What is asked — Please print all of the material below, word for word.

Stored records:
-- Begin --
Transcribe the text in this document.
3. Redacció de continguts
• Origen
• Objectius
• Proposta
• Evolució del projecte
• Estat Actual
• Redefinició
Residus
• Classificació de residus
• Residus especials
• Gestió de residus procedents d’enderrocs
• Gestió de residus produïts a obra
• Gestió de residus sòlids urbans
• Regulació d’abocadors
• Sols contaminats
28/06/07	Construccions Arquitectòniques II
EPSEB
-- End --
Result —
Transcribe the text in this document.
3. Redacció de continguts
• Origen
• Objectius
• Proposta
• Evolució del projecte
• Estat Actual
• Redefinició
Residus
• Classificació de residus
• Residus especials
• Gestió de residus procedents d’enderrocs
• Gestió de residus produïts a obra
• Gestió de residus sòlids urbans
• Regulació d’abocadors
• Sols contaminats
28/06/07	Construccions Arquitectòniques II
EPSEB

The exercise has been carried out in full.